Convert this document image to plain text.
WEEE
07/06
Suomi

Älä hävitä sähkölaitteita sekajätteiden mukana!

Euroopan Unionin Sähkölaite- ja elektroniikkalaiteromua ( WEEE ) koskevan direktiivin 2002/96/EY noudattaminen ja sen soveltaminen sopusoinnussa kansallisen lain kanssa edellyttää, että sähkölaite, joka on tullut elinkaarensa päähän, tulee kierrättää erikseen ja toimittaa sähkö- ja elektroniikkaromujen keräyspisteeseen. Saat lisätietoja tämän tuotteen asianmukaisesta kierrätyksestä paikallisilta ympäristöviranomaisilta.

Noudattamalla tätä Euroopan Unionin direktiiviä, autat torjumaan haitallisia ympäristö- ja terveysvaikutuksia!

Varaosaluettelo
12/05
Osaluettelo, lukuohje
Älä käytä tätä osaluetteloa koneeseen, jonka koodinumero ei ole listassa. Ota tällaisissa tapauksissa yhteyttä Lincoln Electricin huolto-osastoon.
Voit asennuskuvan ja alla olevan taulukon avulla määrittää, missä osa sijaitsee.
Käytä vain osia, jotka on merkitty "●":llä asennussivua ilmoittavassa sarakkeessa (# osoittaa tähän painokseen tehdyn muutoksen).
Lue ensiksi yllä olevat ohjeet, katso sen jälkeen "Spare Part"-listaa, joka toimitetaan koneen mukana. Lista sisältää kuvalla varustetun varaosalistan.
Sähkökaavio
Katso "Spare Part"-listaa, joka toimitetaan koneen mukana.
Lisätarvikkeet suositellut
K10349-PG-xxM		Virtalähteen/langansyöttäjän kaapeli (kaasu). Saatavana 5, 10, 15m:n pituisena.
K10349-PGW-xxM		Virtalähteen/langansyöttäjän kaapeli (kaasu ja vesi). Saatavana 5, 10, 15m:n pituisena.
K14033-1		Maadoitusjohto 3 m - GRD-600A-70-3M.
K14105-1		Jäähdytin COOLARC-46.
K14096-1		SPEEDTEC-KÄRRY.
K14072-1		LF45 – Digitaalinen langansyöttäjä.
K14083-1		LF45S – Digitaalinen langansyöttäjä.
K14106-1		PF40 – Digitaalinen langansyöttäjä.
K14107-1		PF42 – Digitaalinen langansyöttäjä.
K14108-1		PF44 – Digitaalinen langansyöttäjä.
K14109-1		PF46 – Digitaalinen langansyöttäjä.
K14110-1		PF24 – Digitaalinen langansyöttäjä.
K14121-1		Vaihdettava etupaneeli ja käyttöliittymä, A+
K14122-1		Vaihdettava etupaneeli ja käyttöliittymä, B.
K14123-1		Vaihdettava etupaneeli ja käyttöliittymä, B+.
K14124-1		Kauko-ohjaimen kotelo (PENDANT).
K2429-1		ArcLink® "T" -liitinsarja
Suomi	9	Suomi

== REQUEST ==
Restate all of the entries above precisely.

== EXERCISE RESPONSE ==
Convert this document image to plain text.
WEEE
07/06
Suomi

Älä hävitä sähkölaitteita sekajätteiden mukana!

Euroopan Unionin Sähkölaite- ja elektroniikkalaiteromua ( WEEE ) koskevan direktiivin 2002/96/EY noudattaminen ja sen soveltaminen sopusoinnussa kansallisen lain kanssa edellyttää, että sähkölaite, joka on tullut elinkaarensa päähän, tulee kierrättää erikseen ja toimittaa sähkö- ja elektroniikkaromujen keräyspisteeseen. Saat lisätietoja tämän tuotteen asianmukaisesta kierrätyksestä paikallisilta ympäristöviranomaisilta.

Noudattamalla tätä Euroopan Unionin direktiiviä, autat torjumaan haitallisia ympäristö- ja terveysvaikutuksia!

Varaosaluettelo
12/05
Osaluettelo, lukuohje
Älä käytä tätä osaluetteloa koneeseen, jonka koodinumero ei ole listassa. Ota tällaisissa tapauksissa yhteyttä Lincoln Electricin huolto-osastoon.
Voit asennuskuvan ja alla olevan taulukon avulla määrittää, missä osa sijaitsee.
Käytä vain osia, jotka on merkitty "●":llä asennussivua ilmoittavassa sarakkeessa (# osoittaa tähän painokseen tehdyn muutoksen).
Lue ensiksi yllä olevat ohjeet, katso sen jälkeen "Spare Part"-listaa, joka toimitetaan koneen mukana. Lista sisältää kuvalla varustetun varaosalistan.
Sähkökaavio
Katso "Spare Part"-listaa, joka toimitetaan koneen mukana.
Lisätarvikkeet suositellut
K10349-PG-xxM		Virtalähteen/langansyöttäjän kaapeli (kaasu). Saatavana 5, 10, 15m:n pituisena.
K10349-PGW-xxM		Virtalähteen/langansyöttäjän kaapeli (kaasu ja vesi). Saatavana 5, 10, 15m:n pituisena.
K14033-1		Maadoitusjohto 3 m - GRD-600A-70-3M.
K14105-1		Jäähdytin COOLARC-46.
K14096-1		SPEEDTEC-KÄRRY.
K14072-1		LF45 – Digitaalinen langansyöttäjä.
K14083-1		LF45S – Digitaalinen langansyöttäjä.
K14106-1		PF40 – Digitaalinen langansyöttäjä.
K14107-1		PF42 – Digitaalinen langansyöttäjä.
K14108-1		PF44 – Digitaalinen langansyöttäjä.
K14109-1		PF46 – Digitaalinen langansyöttäjä.
K14110-1		PF24 – Digitaalinen langansyöttäjä.
K14121-1		Vaihdettava etupaneeli ja käyttöliittymä, A+
K14122-1		Vaihdettava etupaneeli ja käyttöliittymä, B.
K14123-1		Vaihdettava etupaneeli ja käyttöliittymä, B+.
K14124-1		Kauko-ohjaimen kotelo (PENDANT).
K2429-1		ArcLink® "T" -liitinsarja
Suomi	9	Suomi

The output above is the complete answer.